▸ **TASK OBJECTIVE**
Return all lines below containing the word "does".

================

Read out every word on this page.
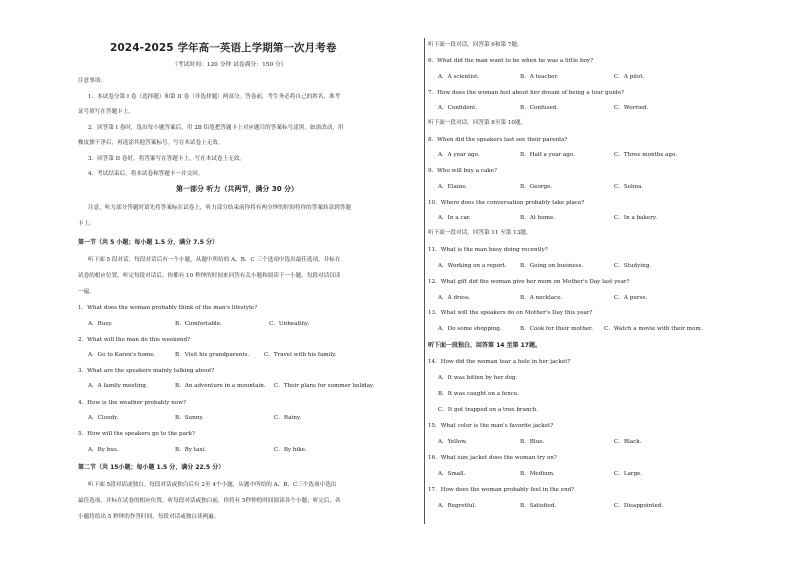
2024-2025 学年高一英语上学期第一次月考卷
（考试时间：120 分钟 试卷满分：150 分）
注意事项：
1．本试卷分第 I 卷（选择题）和第 II 卷（非选择题）两部分。答卷前，考生务必将自己的姓名、准考
证号填写在答题卡上。
2．回答第 I 卷时，选出每小题答案后，用 2B 铅笔把答题卡上对应题目的答案标号涂黑。如需改动，用
橡皮擦干净后，再选涂其他答案标号。写在本试卷上无效。
3．回答第 II 卷时，将答案写在答题卡上。写在本试卷上无效。
4．考试结束后，将本试卷和答题卡一并交回。
第一部分 听力（共两节，满分 30 分）
注意，听力部分答题时请先将答案标在试卷上，听力部分结束前你将有两分钟的时间将你的答案转涂到答题
卡上。
第一节（共 5 小题；每小题 1.5 分，满分 7.5 分）
听下面 5 段对话。每段对话后有一个小题，从题中所给的 A、B、C 三个选项中选出最佳选项，并标在
试卷的相应位置。听完每段对话后，你都有 10 秒钟的时间来回答有关小题和阅读下一小题。每段对话仅读
一遍。
1．What does the woman probably think of the man's lifestyle?
A．Busy.	B．Comfortable.	C．Unhealthy.
2．What will the man do this weekend?
A．Go to Karen's home.	B．Visit his grandparents.	C．Travel with his family.
3．What are the speakers mainly talking about?
A．A family meeting.	B．An adventure in a mountain. C．Their plans for summer holiday.
4．How is the weather probably now?
A．Cloudy.	B．Sunny.	C．Rainy.
5．How will the speakers go to the park?
A．By bus.	B．By taxi.	C．By bike.
第二节（共 15小题；每小题 1.5 分，满分 22.5 分）
听下面 5段对话或独白。每段对话或独白后有 2至 4个小题，从题中所给的 A、B、C三个选项中选出
最佳选项，并标在试卷的相应位置。听每段对话或独白前，你将有 5秒钟的时间阅读各个小题；听完后，各
小题将给出 5 秒钟的作答时间。每段对话或独白读两遍。
听下面一段对话，回答第 6和第 7题。
6．What did the man want to be when he was a little boy?
A．A scientist.	B．A teacher.	C．A pilot.
7．How does the woman feel about her dream of being a tour guide?
A．Confident.	B．Confused.	C．Worried.
听下面一段对话，回答第 8至第 10题。
8．When did the speakers last see their parents?
A．A year ago.	B．Half a year ago.	C．Three months ago.
9．Who will buy a cake?
A．Elaine.	B．George.	C．Selma.
10．Where does the conversation probably take place?
A．In a car.	B．At home.	C．In a bakery.
听下面一段对话，回答第 11 至第 13题。
11．What is the man busy doing recently?
A．Working on a report. B．Going on business.	C．Studying.
12．What gift did the woman give her mom on Mother's Day last year?
A．A dress.	B．A necklace.	C．A purse.
13．What will the speakers do on Mother's Day this year?
A．Do some shopping.	B．Cook for their mother. C．Watch a movie with their mom.
听下面一段独白，回答第 14 至第 17题。
14．How did the woman tear a hole in her jacket?
A．It was bitten by her dog.
B．It was caught on a fence.
C．It got trapped on a tree branch.
15．What color is the man's favorite jacket?
A．Yellow.	B．Blue.	C．Black.
16．What size jacket does the woman try on?
A．Small.	B．Medium.	C．Large.
17．How does the woman probably feel in the end?
A．Regretful.	B．Satisfied.	C．Disappointed.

================

▸ **EXERCISE RESULT**
1．What does the woman probably think of the man's lifestyle?
7．How does the woman feel about her dream of being a tour guide?
10．Where does the conversation probably take place?
16．What size jacket does the woman try on?
17．How does the woman probably feel in the end?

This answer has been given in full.